Brief: For the material that follows, list every line containing the word "color".

Data for this task:

—————

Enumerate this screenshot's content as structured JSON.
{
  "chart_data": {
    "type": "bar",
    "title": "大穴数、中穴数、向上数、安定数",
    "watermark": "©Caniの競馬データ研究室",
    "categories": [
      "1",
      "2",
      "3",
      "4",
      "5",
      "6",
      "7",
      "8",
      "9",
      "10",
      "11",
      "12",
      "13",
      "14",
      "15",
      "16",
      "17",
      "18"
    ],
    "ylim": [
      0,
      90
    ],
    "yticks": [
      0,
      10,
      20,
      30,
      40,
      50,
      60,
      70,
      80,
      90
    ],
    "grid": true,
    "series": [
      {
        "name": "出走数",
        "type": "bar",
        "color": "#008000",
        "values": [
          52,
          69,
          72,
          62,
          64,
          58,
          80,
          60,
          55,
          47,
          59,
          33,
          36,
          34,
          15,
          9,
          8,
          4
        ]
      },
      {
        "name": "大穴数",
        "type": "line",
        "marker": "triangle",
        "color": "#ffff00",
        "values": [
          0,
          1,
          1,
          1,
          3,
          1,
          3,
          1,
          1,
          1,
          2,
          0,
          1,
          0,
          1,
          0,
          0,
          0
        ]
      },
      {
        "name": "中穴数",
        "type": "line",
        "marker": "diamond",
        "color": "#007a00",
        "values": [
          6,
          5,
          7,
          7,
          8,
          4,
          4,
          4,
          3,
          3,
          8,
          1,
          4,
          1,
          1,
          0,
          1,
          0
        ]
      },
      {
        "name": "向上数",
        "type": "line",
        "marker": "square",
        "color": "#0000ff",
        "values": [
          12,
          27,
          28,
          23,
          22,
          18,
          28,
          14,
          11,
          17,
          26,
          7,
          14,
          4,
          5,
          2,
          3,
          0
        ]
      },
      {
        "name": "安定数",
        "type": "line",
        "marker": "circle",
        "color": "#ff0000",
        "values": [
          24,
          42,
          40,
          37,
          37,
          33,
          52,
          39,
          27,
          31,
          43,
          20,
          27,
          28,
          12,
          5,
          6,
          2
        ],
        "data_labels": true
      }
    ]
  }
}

—————

Response to this exercise:
        "color": "#008000",
        "color": "#ffff00",
        "color": "#007a00",
        "color": "#0000ff",
        "color": "#ff0000",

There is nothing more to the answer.